PROBLEM TO SOLVE:
Copy the material that follows word for word and omit its pictures.

● ● ● ●

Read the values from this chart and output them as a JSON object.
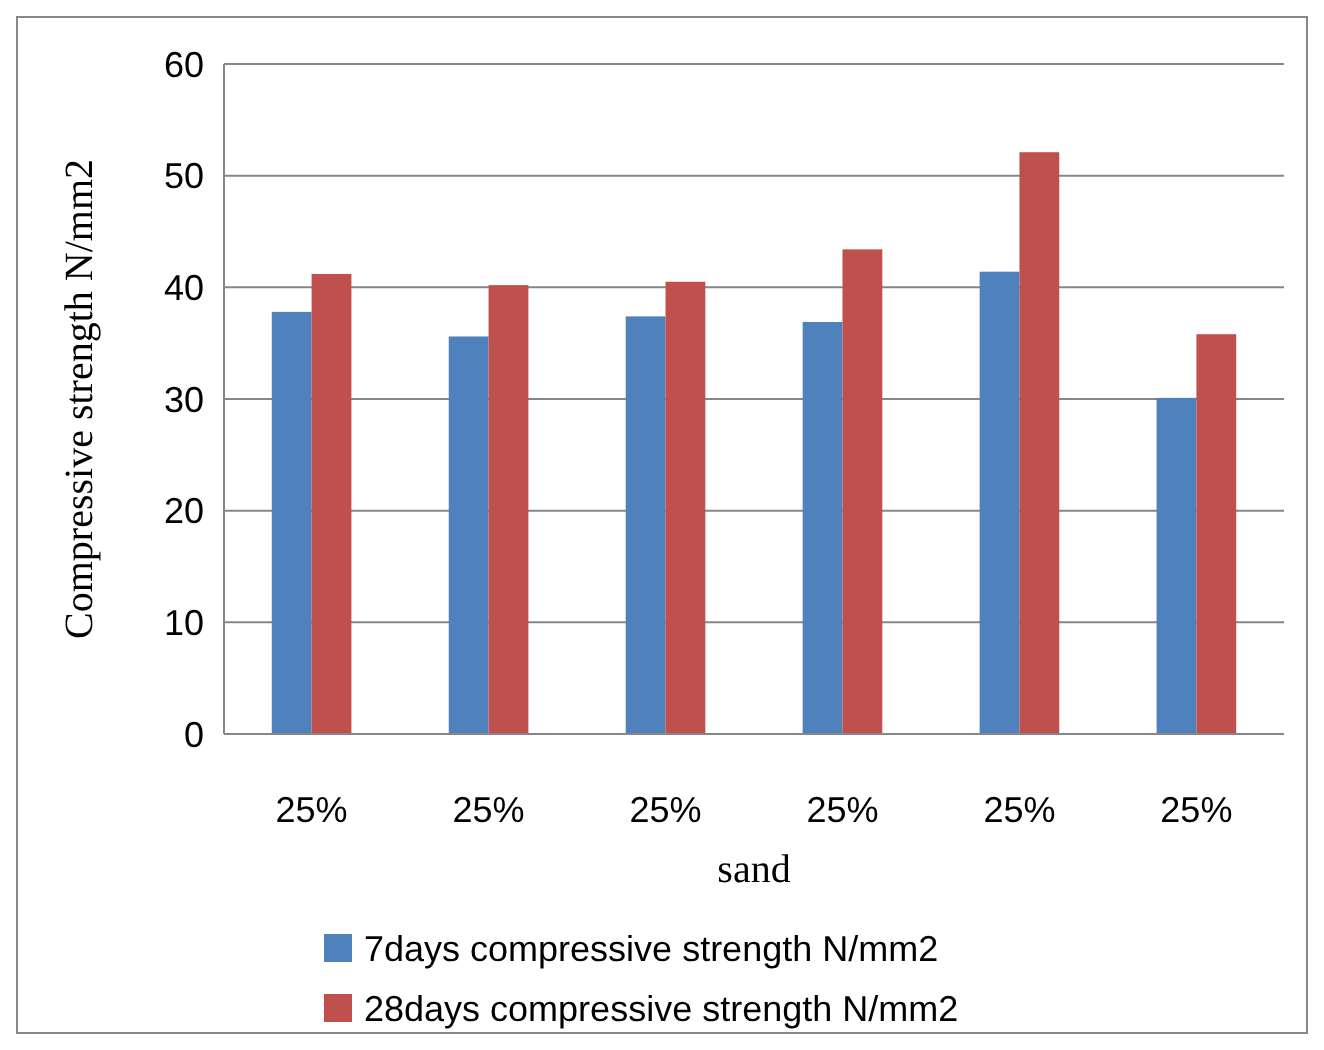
{
  "chart_data": {
    "type": "bar",
    "xlabel": "sand",
    "ylabel": "Compressive strength N/mm2",
    "categories": [
      "25%",
      "25%",
      "25%",
      "25%",
      "25%",
      "25%"
    ],
    "series": [
      {
        "name": "7days compressive strength N/mm2",
        "color": "#4f81bd",
        "values": [
          37.8,
          35.6,
          37.4,
          36.9,
          41.4,
          30.1
        ]
      },
      {
        "name": "28days compressive strength N/mm2",
        "color": "#c0504d",
        "values": [
          41.2,
          40.2,
          40.5,
          43.4,
          52.1,
          35.8
        ]
      }
    ],
    "ylim": [
      0,
      60
    ],
    "yticks": [
      0,
      10,
      20,
      30,
      40,
      50,
      60
    ],
    "grid": "y",
    "legend": "bottom"
  }
}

● ● ● ●

SOLUTION:
Read the values from this chart and output them as a JSON object.
{
  "chart_data": {
    "type": "bar",
    "xlabel": "sand",
    "ylabel": "Compressive strength N/mm2",
    "categories": [
      "25%",
      "25%",
      "25%",
      "25%",
      "25%",
      "25%"
    ],
    "series": [
      {
        "name": "7days compressive strength N/mm2",
        "color": "#4f81bd",
        "values": [
          37.8,
          35.6,
          37.4,
          36.9,
          41.4,
          30.1
        ]
      },
      {
        "name": "28days compressive strength N/mm2",
        "color": "#c0504d",
        "values": [
          41.2,
          40.2,
          40.5,
          43.4,
          52.1,
          35.8
        ]
      }
    ],
    "ylim": [
      0,
      60
    ],
    "yticks": [
      0,
      10,
      20,
      30,
      40,
      50,
      60
    ],
    "grid": "y",
    "legend": "bottom"
  }
}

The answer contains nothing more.